** Start of DATA PROVIDED **
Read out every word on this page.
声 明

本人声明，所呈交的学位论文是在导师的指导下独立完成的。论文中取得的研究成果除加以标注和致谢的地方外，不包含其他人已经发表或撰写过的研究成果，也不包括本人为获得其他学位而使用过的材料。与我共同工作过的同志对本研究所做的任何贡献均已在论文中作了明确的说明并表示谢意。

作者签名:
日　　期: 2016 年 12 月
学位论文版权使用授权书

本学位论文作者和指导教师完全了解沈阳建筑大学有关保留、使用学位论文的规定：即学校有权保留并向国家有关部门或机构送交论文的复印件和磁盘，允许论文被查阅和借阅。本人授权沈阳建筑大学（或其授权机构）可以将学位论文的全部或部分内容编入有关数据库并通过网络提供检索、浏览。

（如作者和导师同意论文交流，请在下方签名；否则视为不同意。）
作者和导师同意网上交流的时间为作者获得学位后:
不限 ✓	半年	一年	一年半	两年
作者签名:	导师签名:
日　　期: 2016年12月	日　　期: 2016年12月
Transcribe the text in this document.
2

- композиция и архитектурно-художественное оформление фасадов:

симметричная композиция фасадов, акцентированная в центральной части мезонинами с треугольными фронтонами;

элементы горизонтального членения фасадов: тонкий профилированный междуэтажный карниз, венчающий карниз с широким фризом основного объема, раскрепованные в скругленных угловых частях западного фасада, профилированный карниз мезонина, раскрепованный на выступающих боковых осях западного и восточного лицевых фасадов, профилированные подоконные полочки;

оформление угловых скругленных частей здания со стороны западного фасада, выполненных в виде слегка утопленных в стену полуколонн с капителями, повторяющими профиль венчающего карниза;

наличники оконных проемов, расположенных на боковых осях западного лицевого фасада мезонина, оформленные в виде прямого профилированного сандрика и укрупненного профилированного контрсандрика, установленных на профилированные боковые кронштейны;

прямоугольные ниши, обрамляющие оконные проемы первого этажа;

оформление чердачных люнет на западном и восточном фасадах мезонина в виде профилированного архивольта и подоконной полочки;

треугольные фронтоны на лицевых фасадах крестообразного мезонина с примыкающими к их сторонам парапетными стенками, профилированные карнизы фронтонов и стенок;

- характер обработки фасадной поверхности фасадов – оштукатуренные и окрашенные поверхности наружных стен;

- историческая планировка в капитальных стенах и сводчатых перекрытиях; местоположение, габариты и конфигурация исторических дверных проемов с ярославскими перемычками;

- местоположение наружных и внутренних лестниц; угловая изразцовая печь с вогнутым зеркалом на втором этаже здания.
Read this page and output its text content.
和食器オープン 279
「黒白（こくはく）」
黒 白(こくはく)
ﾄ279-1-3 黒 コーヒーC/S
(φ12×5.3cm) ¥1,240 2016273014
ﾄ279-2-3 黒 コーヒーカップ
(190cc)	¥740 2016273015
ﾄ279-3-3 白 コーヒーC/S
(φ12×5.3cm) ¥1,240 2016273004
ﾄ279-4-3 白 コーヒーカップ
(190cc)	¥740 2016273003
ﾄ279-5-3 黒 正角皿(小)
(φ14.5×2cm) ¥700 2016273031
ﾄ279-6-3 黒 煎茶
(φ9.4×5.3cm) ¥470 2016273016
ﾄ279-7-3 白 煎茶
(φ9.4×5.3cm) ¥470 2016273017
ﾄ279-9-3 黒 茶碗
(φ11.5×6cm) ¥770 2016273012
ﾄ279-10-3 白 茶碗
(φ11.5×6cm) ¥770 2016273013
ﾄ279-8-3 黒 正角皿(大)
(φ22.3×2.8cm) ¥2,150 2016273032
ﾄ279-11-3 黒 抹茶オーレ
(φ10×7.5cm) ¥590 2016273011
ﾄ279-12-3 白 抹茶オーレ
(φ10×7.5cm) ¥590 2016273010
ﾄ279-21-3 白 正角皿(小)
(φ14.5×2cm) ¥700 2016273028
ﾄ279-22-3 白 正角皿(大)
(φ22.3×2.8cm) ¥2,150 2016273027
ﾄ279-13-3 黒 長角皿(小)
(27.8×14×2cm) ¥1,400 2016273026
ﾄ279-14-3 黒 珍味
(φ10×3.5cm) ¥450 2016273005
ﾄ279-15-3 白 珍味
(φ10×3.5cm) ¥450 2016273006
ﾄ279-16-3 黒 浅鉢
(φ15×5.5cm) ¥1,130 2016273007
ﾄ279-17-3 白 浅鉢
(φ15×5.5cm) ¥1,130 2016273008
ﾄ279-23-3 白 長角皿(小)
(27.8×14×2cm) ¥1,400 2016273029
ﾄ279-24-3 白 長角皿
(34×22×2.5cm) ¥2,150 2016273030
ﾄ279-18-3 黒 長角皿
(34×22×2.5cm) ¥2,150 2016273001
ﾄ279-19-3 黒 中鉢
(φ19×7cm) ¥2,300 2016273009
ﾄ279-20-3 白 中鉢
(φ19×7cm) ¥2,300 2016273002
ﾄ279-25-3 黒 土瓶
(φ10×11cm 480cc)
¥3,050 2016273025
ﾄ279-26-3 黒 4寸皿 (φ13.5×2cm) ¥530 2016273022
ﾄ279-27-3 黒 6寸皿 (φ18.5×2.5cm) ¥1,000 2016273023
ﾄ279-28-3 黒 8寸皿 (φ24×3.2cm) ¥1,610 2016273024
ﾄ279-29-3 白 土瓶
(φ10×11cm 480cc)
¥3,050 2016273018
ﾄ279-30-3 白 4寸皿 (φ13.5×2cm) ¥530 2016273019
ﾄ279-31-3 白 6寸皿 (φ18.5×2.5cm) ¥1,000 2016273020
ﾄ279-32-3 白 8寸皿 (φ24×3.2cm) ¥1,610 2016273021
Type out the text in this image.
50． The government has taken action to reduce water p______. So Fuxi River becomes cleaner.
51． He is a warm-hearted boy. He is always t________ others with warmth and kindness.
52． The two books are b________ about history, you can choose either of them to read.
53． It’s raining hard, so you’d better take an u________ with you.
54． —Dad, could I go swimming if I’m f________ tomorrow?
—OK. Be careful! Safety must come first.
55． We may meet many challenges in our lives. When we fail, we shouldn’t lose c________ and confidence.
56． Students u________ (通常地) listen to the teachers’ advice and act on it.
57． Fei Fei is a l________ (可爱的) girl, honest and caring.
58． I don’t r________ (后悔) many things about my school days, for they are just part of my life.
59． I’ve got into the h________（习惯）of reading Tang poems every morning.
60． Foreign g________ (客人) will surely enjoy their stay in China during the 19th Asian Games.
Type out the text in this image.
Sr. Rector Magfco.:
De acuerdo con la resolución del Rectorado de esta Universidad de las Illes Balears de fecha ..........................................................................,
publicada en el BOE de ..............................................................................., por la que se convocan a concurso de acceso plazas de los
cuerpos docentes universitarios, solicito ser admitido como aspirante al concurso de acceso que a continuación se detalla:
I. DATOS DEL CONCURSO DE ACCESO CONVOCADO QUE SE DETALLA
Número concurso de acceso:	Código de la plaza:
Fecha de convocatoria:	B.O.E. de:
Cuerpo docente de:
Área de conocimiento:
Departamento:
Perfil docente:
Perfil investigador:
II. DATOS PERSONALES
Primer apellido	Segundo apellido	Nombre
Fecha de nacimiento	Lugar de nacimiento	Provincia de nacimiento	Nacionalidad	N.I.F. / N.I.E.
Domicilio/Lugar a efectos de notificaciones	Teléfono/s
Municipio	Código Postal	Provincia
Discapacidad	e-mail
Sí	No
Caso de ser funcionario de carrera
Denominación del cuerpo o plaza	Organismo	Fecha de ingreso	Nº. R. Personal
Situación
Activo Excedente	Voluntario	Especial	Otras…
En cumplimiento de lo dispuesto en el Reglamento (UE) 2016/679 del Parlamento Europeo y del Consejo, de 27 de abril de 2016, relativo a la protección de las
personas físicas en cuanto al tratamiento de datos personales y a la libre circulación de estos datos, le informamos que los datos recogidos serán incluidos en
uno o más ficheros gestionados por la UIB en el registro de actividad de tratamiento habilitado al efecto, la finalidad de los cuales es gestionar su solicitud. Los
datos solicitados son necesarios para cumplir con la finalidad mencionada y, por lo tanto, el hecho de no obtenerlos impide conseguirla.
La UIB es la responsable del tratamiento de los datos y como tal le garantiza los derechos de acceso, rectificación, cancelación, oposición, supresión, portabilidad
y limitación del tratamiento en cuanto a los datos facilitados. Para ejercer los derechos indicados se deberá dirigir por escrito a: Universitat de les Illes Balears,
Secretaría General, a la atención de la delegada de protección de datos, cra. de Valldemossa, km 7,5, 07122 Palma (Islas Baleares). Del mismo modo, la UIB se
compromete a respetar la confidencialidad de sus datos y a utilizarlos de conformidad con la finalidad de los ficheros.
** End of DATA PROVIDED **
### WHAT TO DO
Filter the entries down to the lines with the word "Provincia" in them.

### REPLY TO THE TASK
Fecha de nacimiento	Lugar de nacimiento	Provincia de nacimiento	Nacionalidad	N.I.F. / N.I.E.
Municipio	Código Postal	Provincia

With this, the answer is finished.